Print the full listing exactly.

○ ○ ○

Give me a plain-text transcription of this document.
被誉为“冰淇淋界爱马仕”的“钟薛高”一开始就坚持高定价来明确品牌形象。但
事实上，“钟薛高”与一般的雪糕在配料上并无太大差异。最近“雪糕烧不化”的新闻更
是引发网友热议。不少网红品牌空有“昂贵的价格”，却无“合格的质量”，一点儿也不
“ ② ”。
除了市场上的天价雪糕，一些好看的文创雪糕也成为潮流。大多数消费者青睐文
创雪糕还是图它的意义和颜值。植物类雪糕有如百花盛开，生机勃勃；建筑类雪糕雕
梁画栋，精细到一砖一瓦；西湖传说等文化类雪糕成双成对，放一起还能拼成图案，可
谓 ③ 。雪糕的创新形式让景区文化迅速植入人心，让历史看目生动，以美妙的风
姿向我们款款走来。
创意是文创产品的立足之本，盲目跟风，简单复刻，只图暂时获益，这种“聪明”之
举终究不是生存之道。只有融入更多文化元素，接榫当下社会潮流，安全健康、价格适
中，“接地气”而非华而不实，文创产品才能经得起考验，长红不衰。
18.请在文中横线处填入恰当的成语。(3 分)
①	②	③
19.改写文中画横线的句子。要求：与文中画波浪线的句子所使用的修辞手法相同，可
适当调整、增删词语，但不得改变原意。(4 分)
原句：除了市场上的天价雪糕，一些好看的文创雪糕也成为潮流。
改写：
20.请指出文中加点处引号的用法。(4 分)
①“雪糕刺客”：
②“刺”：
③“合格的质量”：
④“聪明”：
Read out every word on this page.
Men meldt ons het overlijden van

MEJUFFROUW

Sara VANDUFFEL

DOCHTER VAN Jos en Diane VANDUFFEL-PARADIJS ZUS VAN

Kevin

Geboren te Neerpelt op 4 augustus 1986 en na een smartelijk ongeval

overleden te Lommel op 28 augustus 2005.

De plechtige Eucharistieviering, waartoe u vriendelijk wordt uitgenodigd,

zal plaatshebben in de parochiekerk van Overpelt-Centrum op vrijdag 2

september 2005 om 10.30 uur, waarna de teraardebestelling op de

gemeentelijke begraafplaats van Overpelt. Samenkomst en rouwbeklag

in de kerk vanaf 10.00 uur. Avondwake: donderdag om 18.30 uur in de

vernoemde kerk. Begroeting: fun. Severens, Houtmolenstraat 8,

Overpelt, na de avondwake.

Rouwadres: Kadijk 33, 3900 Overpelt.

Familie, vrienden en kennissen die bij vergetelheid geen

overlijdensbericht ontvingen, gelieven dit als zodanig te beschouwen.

○ ○ ○

§ **Task solution**:
Give me a plain-text transcription of this document.
被誉为“冰淇淋界爱马仕”的“钟薛高”一开始就坚持高定价来明确品牌形象。但
事实上，“钟薛高”与一般的雪糕在配料上并无太大差异。最近“雪糕烧不化”的新闻更
是引发网友热议。不少网红品牌空有“昂贵的价格”，却无“合格的质量”，一点儿也不
“ ② ”。
除了市场上的天价雪糕，一些好看的文创雪糕也成为潮流。大多数消费者青睐文
创雪糕还是图它的意义和颜值。植物类雪糕有如百花盛开，生机勃勃；建筑类雪糕雕
梁画栋，精细到一砖一瓦；西湖传说等文化类雪糕成双成对，放一起还能拼成图案，可
谓 ③ 。雪糕的创新形式让景区文化迅速植入人心，让历史看目生动，以美妙的风
姿向我们款款走来。
创意是文创产品的立足之本，盲目跟风，简单复刻，只图暂时获益，这种“聪明”之
举终究不是生存之道。只有融入更多文化元素，接榫当下社会潮流，安全健康、价格适
中，“接地气”而非华而不实，文创产品才能经得起考验，长红不衰。
18.请在文中横线处填入恰当的成语。(3 分)
①	②	③
19.改写文中画横线的句子。要求：与文中画波浪线的句子所使用的修辞手法相同，可
适当调整、增删词语，但不得改变原意。(4 分)
原句：除了市场上的天价雪糕，一些好看的文创雪糕也成为潮流。
改写：
20.请指出文中加点处引号的用法。(4 分)
①“雪糕刺客”：
②“刺”：
③“合格的质量”：
④“聪明”：
Read out every word on this page.
Men meldt ons het overlijden van

MEJUFFROUW

Sara VANDUFFEL

DOCHTER VAN Jos en Diane VANDUFFEL-PARADIJS ZUS VAN

Kevin

Geboren te Neerpelt op 4 augustus 1986 en na een smartelijk ongeval

overleden te Lommel op 28 augustus 2005.

De plechtige Eucharistieviering, waartoe u vriendelijk wordt uitgenodigd,

zal plaatshebben in de parochiekerk van Overpelt-Centrum op vrijdag 2

september 2005 om 10.30 uur, waarna de teraardebestelling op de

gemeentelijke begraafplaats van Overpelt. Samenkomst en rouwbeklag

in de kerk vanaf 10.00 uur. Avondwake: donderdag om 18.30 uur in de

vernoemde kerk. Begroeting: fun. Severens, Houtmolenstraat 8,

Overpelt, na de avondwake.

Rouwadres: Kadijk 33, 3900 Overpelt.

Familie, vrienden en kennissen die bij vergetelheid geen

overlijdensbericht ontvingen, gelieven dit als zodanig te beschouwen.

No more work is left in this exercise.